Repeat the records below exactly, leaving out any pictures.

--- START ---

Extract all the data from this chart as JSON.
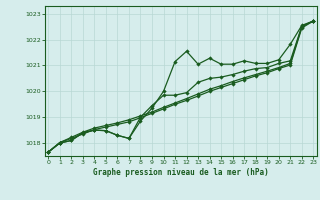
{
  "xlabel": "Graphe pression niveau de la mer (hPa)",
  "ylim": [
    1017.5,
    1023.3
  ],
  "xlim": [
    -0.3,
    23.3
  ],
  "yticks": [
    1018,
    1019,
    1020,
    1021,
    1022,
    1023
  ],
  "xticks": [
    0,
    1,
    2,
    3,
    4,
    5,
    6,
    7,
    8,
    9,
    10,
    11,
    12,
    13,
    14,
    15,
    16,
    17,
    18,
    19,
    20,
    21,
    22,
    23
  ],
  "bg_color": "#d6edec",
  "line_color": "#1a5c20",
  "grid_color": "#b8d8d5",
  "line_marker1": [
    1017.65,
    1018.0,
    1018.1,
    1018.4,
    1018.5,
    1018.48,
    1018.3,
    1018.18,
    1018.85,
    1019.35,
    1020.0,
    1021.15,
    1021.55,
    1021.05,
    1021.28,
    1021.05,
    1021.05,
    1021.18,
    1021.08,
    1021.08,
    1021.22,
    1021.82,
    1022.55,
    1022.72
  ],
  "line_marker2": [
    1017.65,
    1018.0,
    1018.1,
    1018.4,
    1018.5,
    1018.48,
    1018.3,
    1018.18,
    1019.0,
    1019.45,
    1019.85,
    1019.85,
    1019.95,
    1020.35,
    1020.5,
    1020.55,
    1020.65,
    1020.78,
    1020.88,
    1020.92,
    1021.08,
    1021.18,
    1022.52,
    1022.72
  ],
  "line_smooth1": [
    1017.65,
    1018.02,
    1018.22,
    1018.42,
    1018.58,
    1018.68,
    1018.78,
    1018.9,
    1019.05,
    1019.2,
    1019.38,
    1019.55,
    1019.72,
    1019.9,
    1020.08,
    1020.22,
    1020.38,
    1020.52,
    1020.65,
    1020.78,
    1020.92,
    1021.08,
    1022.5,
    1022.72
  ],
  "line_smooth2": [
    1017.65,
    1018.02,
    1018.18,
    1018.35,
    1018.52,
    1018.62,
    1018.72,
    1018.82,
    1018.98,
    1019.15,
    1019.32,
    1019.5,
    1019.65,
    1019.82,
    1020.0,
    1020.15,
    1020.3,
    1020.45,
    1020.6,
    1020.72,
    1020.88,
    1021.02,
    1022.45,
    1022.72
  ]
}
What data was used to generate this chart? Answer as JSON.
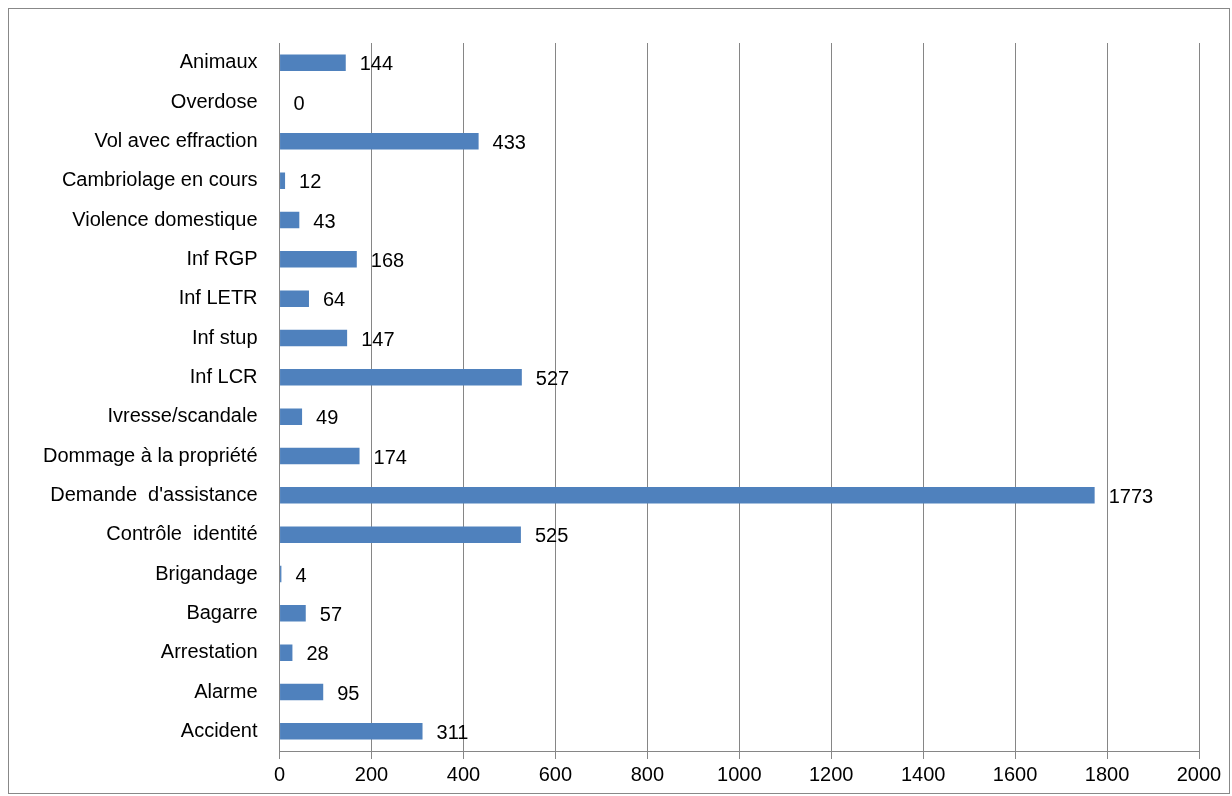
{
  "chart_data": {
    "type": "bar",
    "orientation": "horizontal",
    "categories": [
      "Animaux",
      "Overdose",
      "Vol avec effraction",
      "Cambriolage en cours",
      "Violence domestique",
      "Inf RGP",
      "Inf LETR",
      "Inf stup",
      "Inf LCR",
      "Ivresse/scandale",
      "Dommage à la propriété",
      "Demande  d'assistance",
      "Contrôle  identité",
      "Brigandage",
      "Bagarre",
      "Arrestation",
      "Alarme",
      "Accident"
    ],
    "values": [
      144,
      0,
      433,
      12,
      43,
      168,
      64,
      147,
      527,
      49,
      174,
      1773,
      525,
      4,
      57,
      28,
      95,
      311
    ],
    "color": "#4f81bd",
    "xlim": [
      0,
      2000
    ],
    "xticks": [
      0,
      200,
      400,
      600,
      800,
      1000,
      1200,
      1400,
      1600,
      1800,
      2000
    ],
    "grid": "x",
    "legend": false,
    "data_labels": true
  }
}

--- END ---

== Reply ==
Extract all the data from this chart as JSON.
{
  "xlabel": "Graphe pression niveau de la mer (hPa)",
  "ylim": [
    1017.5,
    1023.3
  ],
  "xlim": [
    -0.3,
    23.3
  ],
  "yticks": [
    1018,
    1019,
    1020,
    1021,
    1022,
    1023
  ],
  "xticks": [
    0,
    1,
    2,
    3,
    4,
    5,
    6,
    7,
    8,
    9,
    10,
    11,
    12,
    13,
    14,
    15,
    16,
    17,
    18,
    19,
    20,
    21,
    22,
    23
  ],
  "bg_color": "#d6edec",
  "line_color": "#1a5c20",
  "grid_color": "#b8d8d5",
  "line_marker1": [
    1017.65,
    1018.0,
    1018.1,
    1018.4,
    1018.5,
    1018.48,
    1018.3,
    1018.18,
    1018.85,
    1019.35,
    1020.0,
    1021.15,
    1021.55,
    1021.05,
    1021.28,
    1021.05,
    1021.05,
    1021.18,
    1021.08,
    1021.08,
    1021.22,
    1021.82,
    1022.55,
    1022.72
  ],
  "line_marker2": [
    1017.65,
    1018.0,
    1018.1,
    1018.4,
    1018.5,
    1018.48,
    1018.3,
    1018.18,
    1019.0,
    1019.45,
    1019.85,
    1019.85,
    1019.95,
    1020.35,
    1020.5,
    1020.55,
    1020.65,
    1020.78,
    1020.88,
    1020.92,
    1021.08,
    1021.18,
    1022.52,
    1022.72
  ],
  "line_smooth1": [
    1017.65,
    1018.02,
    1018.22,
    1018.42,
    1018.58,
    1018.68,
    1018.78,
    1018.9,
    1019.05,
    1019.2,
    1019.38,
    1019.55,
    1019.72,
    1019.9,
    1020.08,
    1020.22,
    1020.38,
    1020.52,
    1020.65,
    1020.78,
    1020.92,
    1021.08,
    1022.5,
    1022.72
  ],
  "line_smooth2": [
    1017.65,
    1018.02,
    1018.18,
    1018.35,
    1018.52,
    1018.62,
    1018.72,
    1018.82,
    1018.98,
    1019.15,
    1019.32,
    1019.5,
    1019.65,
    1019.82,
    1020.0,
    1020.15,
    1020.3,
    1020.45,
    1020.6,
    1020.72,
    1020.88,
    1021.02,
    1022.45,
    1022.72
  ]
}
What data was used to generate this chart? Answer as JSON.
{
  "chart_data": {
    "type": "bar",
    "orientation": "horizontal",
    "categories": [
      "Animaux",
      "Overdose",
      "Vol avec effraction",
      "Cambriolage en cours",
      "Violence domestique",
      "Inf RGP",
      "Inf LETR",
      "Inf stup",
      "Inf LCR",
      "Ivresse/scandale",
      "Dommage à la propriété",
      "Demande  d'assistance",
      "Contrôle  identité",
      "Brigandage",
      "Bagarre",
      "Arrestation",
      "Alarme",
      "Accident"
    ],
    "values": [
      144,
      0,
      433,
      12,
      43,
      168,
      64,
      147,
      527,
      49,
      174,
      1773,
      525,
      4,
      57,
      28,
      95,
      311
    ],
    "color": "#4f81bd",
    "xlim": [
      0,
      2000
    ],
    "xticks": [
      0,
      200,
      400,
      600,
      800,
      1000,
      1200,
      1400,
      1600,
      1800,
      2000
    ],
    "grid": "x",
    "legend": false,
    "data_labels": true
  }
}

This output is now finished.